- Stated task -
All of the data that follows should be retyped exactly, please, except the pictures.

- Provided material -

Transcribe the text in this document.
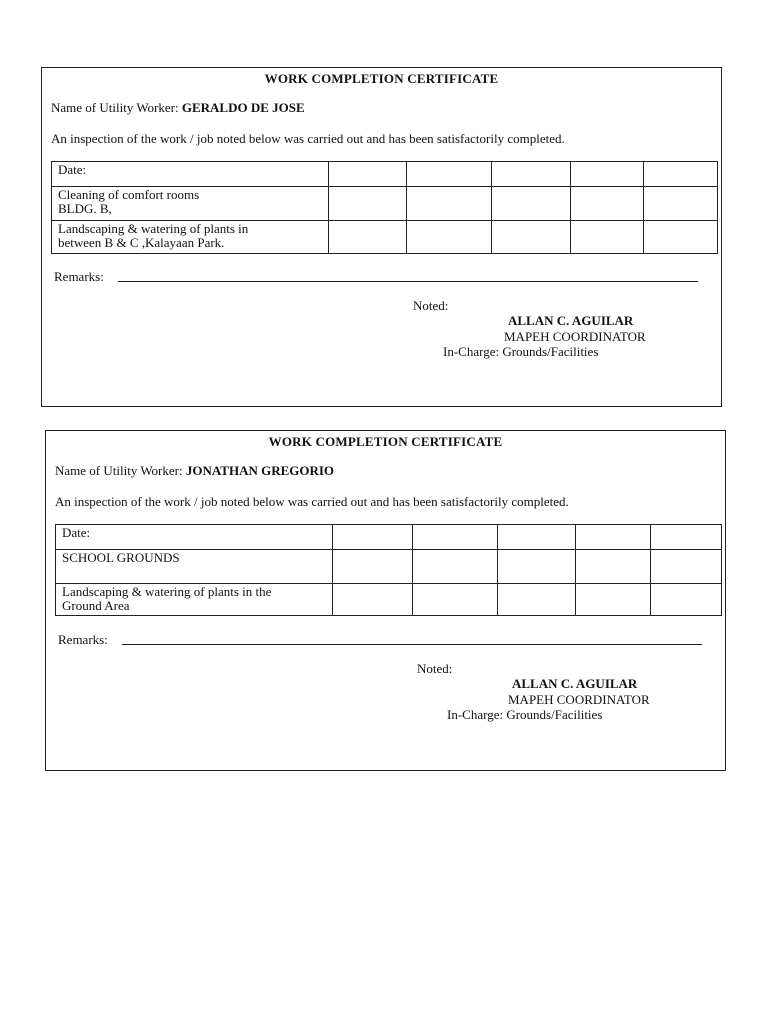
WORK COMPLETION CERTIFICATE
Name of Utility Worker: GERALDO DE JOSE
An inspection of the work / job noted below was carried out and has been satisfactorily completed.
Date:					

Cleaning of comfort rooms
BLDG. B,					

Landscaping & watering of plants in
between B & C ,Kalayaan Park.					

Remarks:
Noted:
ALLAN C. AGUILAR
MAPEH COORDINATOR
In-Charge: Grounds/Facilities
WORK COMPLETION CERTIFICATE
Name of Utility Worker: JONATHAN GREGORIO
An inspection of the work / job noted below was carried out and has been satisfactorily completed.
Date:					

SCHOOL GROUNDS					

Landscaping & watering of plants in the
Ground Area					

Remarks:
Noted:
ALLAN C. AGUILAR
MAPEH COORDINATOR
In-Charge: Grounds/Facilities
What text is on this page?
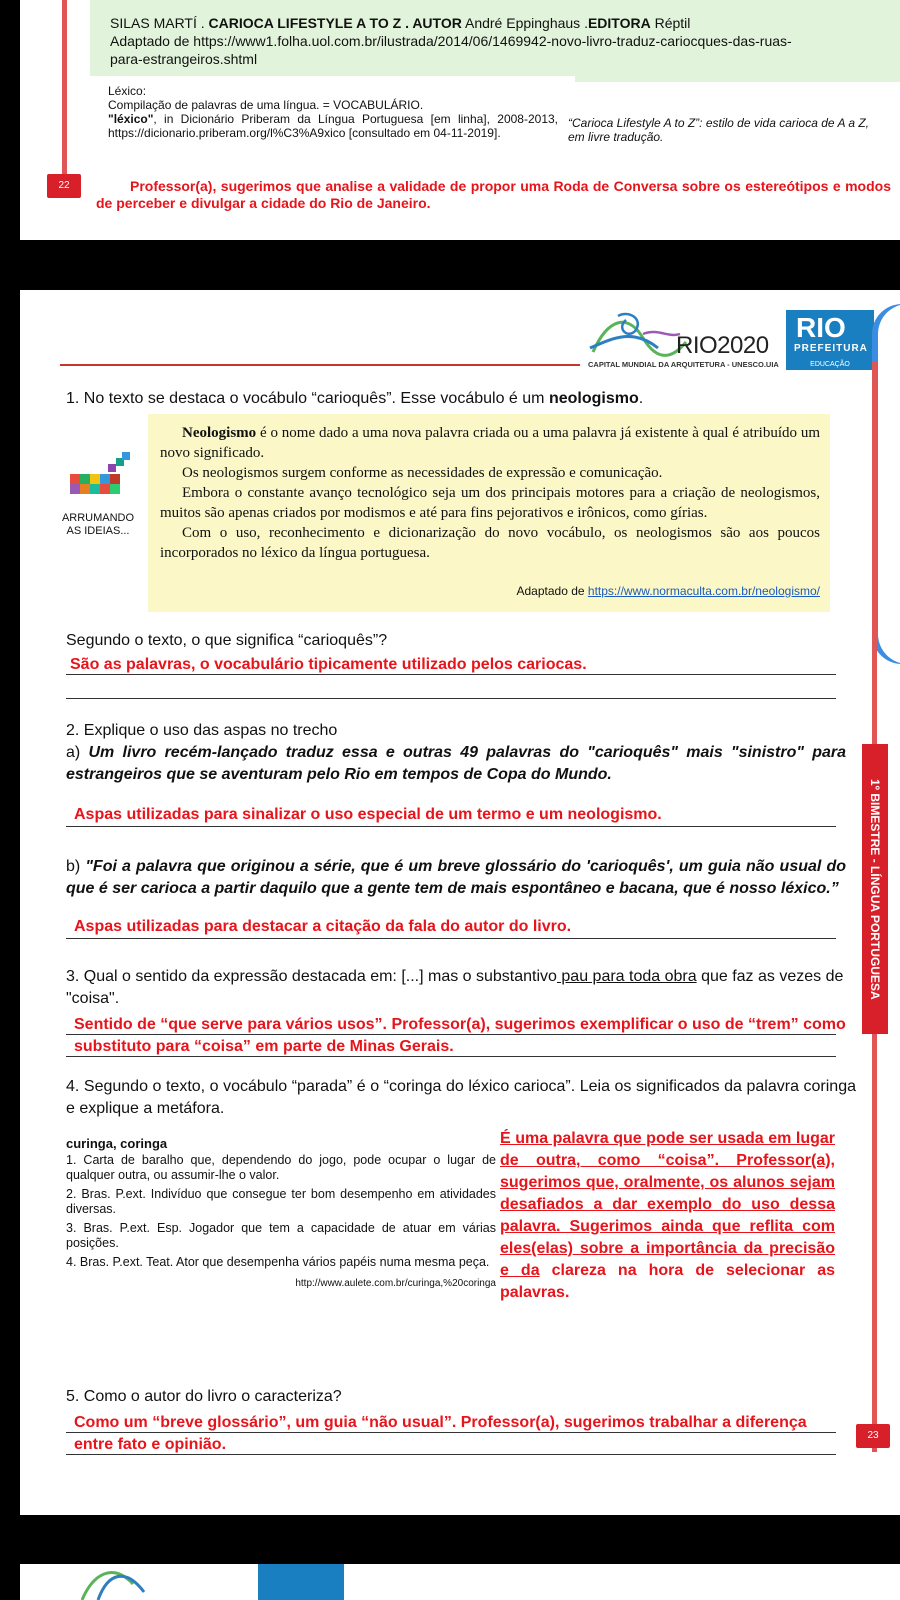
SILAS MARTÍ . CARIOCA LIFESTYLE A TO Z . AUTOR André Eppinghaus .EDITORA Réptil
Adaptado de https://www1.folha.uol.com.br/ilustrada/2014/06/1469942-novo-livro-traduz-cariocques-das-ruas-
para-estrangeiros.shtml
Léxico:
Compilação de palavras de uma língua. = VOCABULÁRIO.
"léxico", in Dicionário Priberam da Língua Portuguesa [em linha], 2008-2013, https://dicionario.priberam.org/l%C3%A9xico [consultado em 04-11-2019].
“Carioca Lifestyle A to Z”: estilo de vida carioca de A a Z, em livre tradução.
22	Professor(a), sugerimos que analise a validade de propor uma Roda de Conversa sobre os estereótipos e modos de perceber e divulgar a cidade do Rio de Janeiro.
RIO2020
CAPITAL MUNDIAL DA ARQUITETURA - UNESCO.UIA
RIO
PREFEITURA
EDUCAÇÃO
1º BIMESTRE - LÍNGUA PORTUGUESA
23
1. No texto se destaca o vocábulo “carioquês”. Esse vocábulo é um neologismo.
Neologismo é o nome dado a uma nova palavra criada ou a uma palavra já existente à qual é atribuído um novo significado.
Os neologismos surgem conforme as necessidades de expressão e comunicação.
Embora o constante avanço tecnológico seja um dos principais motores para a criação de neologismos, muitos são apenas criados por modismos e até para fins pejorativos e irônicos, como gírias.
Com o uso, reconhecimento e dicionarização do novo vocábulo, os neologismos são aos poucos incorporados no léxico da língua portuguesa.
Adaptado de https://www.normaculta.com.br/neologismo/
ARRUMANDO
AS IDEIAS...
Segundo o texto, o que significa “carioquês”?
São as palavras, o vocabulário tipicamente utilizado pelos cariocas.
2. Explique o uso das aspas no trecho
a) Um livro recém-lançado traduz essa e outras 49 palavras do "carioquês" mais "sinistro" para estrangeiros que se aventuram pelo Rio em tempos de Copa do Mundo.
Aspas utilizadas para sinalizar o uso especial de um termo e um neologismo.
b) "Foi a palavra que originou a série, que é um breve glossário do 'carioquês', um guia não usual do que é ser carioca a partir daquilo que a gente tem de mais espontâneo e bacana, que é nosso léxico.”
Aspas utilizadas para destacar a citação da fala do autor do livro.
3. Qual o sentido da expressão destacada em: [...] mas o substantivo pau para toda obra que faz as vezes de "coisa".
Sentido de “que serve para vários usos”. Professor(a), sugerimos exemplificar o uso de “trem” como substituto para “coisa” em parte de Minas Gerais.
4. Segundo o texto, o vocábulo “parada” é o “coringa do léxico carioca”. Leia os significados da palavra coringa e explique a metáfora.
curinga, coringa
1. Carta de baralho que, dependendo do jogo, pode ocupar o lugar de qualquer outra, ou assumir-lhe o valor.
2. Bras. P.ext. Indivíduo que consegue ter bom desempenho em atividades diversas.
3. Bras. P.ext. Esp. Jogador que tem a capacidade de atuar em várias posições.
4. Bras. P.ext. Teat. Ator que desempenha vários papéis numa mesma peça.
http://www.aulete.com.br/curinga,%20coringa
É uma palavra que pode ser usada em lugar de outra, como “coisa”. Professor(a), sugerimos que, oralmente, os alunos sejam desafiados a dar exemplo do uso dessa palavra. Sugerimos ainda que reflita com eles(elas) sobre a importância da precisão e da clareza na hora de selecionar as palavras.
5. Como o autor do livro o caracteriza?
Como um “breve glossário”, um guia “não usual”. Professor(a), sugerimos trabalhar a diferença entre fato e opinião.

- Exercise answer -
Transcribe the text in this document.
WORK COMPLETION CERTIFICATE
Name of Utility Worker: GERALDO DE JOSE
An inspection of the work / job noted below was carried out and has been satisfactorily completed.
Date:					

Cleaning of comfort rooms
BLDG. B,					

Landscaping & watering of plants in
between B & C ,Kalayaan Park.					

Remarks:
Noted:
ALLAN C. AGUILAR
MAPEH COORDINATOR
In-Charge: Grounds/Facilities
WORK COMPLETION CERTIFICATE
Name of Utility Worker: JONATHAN GREGORIO
An inspection of the work / job noted below was carried out and has been satisfactorily completed.
Date:					

SCHOOL GROUNDS					

Landscaping & watering of plants in the
Ground Area					

Remarks:
Noted:
ALLAN C. AGUILAR
MAPEH COORDINATOR
In-Charge: Grounds/Facilities
What text is on this page?
SILAS MARTÍ . CARIOCA LIFESTYLE A TO Z . AUTOR André Eppinghaus .EDITORA Réptil
Adaptado de https://www1.folha.uol.com.br/ilustrada/2014/06/1469942-novo-livro-traduz-cariocques-das-ruas-
para-estrangeiros.shtml
Léxico:
Compilação de palavras de uma língua. = VOCABULÁRIO.
"léxico", in Dicionário Priberam da Língua Portuguesa [em linha], 2008-2013, https://dicionario.priberam.org/l%C3%A9xico [consultado em 04-11-2019].
“Carioca Lifestyle A to Z”: estilo de vida carioca de A a Z, em livre tradução.
22	Professor(a), sugerimos que analise a validade de propor uma Roda de Conversa sobre os estereótipos e modos de perceber e divulgar a cidade do Rio de Janeiro.
RIO2020
CAPITAL MUNDIAL DA ARQUITETURA - UNESCO.UIA
RIO
PREFEITURA
EDUCAÇÃO
1º BIMESTRE - LÍNGUA PORTUGUESA
23
1. No texto se destaca o vocábulo “carioquês”. Esse vocábulo é um neologismo.
Neologismo é o nome dado a uma nova palavra criada ou a uma palavra já existente à qual é atribuído um novo significado.
Os neologismos surgem conforme as necessidades de expressão e comunicação.
Embora o constante avanço tecnológico seja um dos principais motores para a criação de neologismos, muitos são apenas criados por modismos e até para fins pejorativos e irônicos, como gírias.
Com o uso, reconhecimento e dicionarização do novo vocábulo, os neologismos são aos poucos incorporados no léxico da língua portuguesa.
Adaptado de https://www.normaculta.com.br/neologismo/
ARRUMANDO
AS IDEIAS...
Segundo o texto, o que significa “carioquês”?
São as palavras, o vocabulário tipicamente utilizado pelos cariocas.
2. Explique o uso das aspas no trecho
a) Um livro recém-lançado traduz essa e outras 49 palavras do "carioquês" mais "sinistro" para estrangeiros que se aventuram pelo Rio em tempos de Copa do Mundo.
Aspas utilizadas para sinalizar o uso especial de um termo e um neologismo.
b) "Foi a palavra que originou a série, que é um breve glossário do 'carioquês', um guia não usual do que é ser carioca a partir daquilo que a gente tem de mais espontâneo e bacana, que é nosso léxico.”
Aspas utilizadas para destacar a citação da fala do autor do livro.
3. Qual o sentido da expressão destacada em: [...] mas o substantivo pau para toda obra que faz as vezes de "coisa".
Sentido de “que serve para vários usos”. Professor(a), sugerimos exemplificar o uso de “trem” como substituto para “coisa” em parte de Minas Gerais.
4. Segundo o texto, o vocábulo “parada” é o “coringa do léxico carioca”. Leia os significados da palavra coringa e explique a metáfora.
curinga, coringa
1. Carta de baralho que, dependendo do jogo, pode ocupar o lugar de qualquer outra, ou assumir-lhe o valor.
2. Bras. P.ext. Indivíduo que consegue ter bom desempenho em atividades diversas.
3. Bras. P.ext. Esp. Jogador que tem a capacidade de atuar em várias posições.
4. Bras. P.ext. Teat. Ator que desempenha vários papéis numa mesma peça.
http://www.aulete.com.br/curinga,%20coringa
É uma palavra que pode ser usada em lugar de outra, como “coisa”. Professor(a), sugerimos que, oralmente, os alunos sejam desafiados a dar exemplo do uso dessa palavra. Sugerimos ainda que reflita com eles(elas) sobre a importância da precisão e da clareza na hora de selecionar as palavras.
5. Como o autor do livro o caracteriza?
Como um “breve glossário”, um guia “não usual”. Professor(a), sugerimos trabalhar a diferença entre fato e opinião.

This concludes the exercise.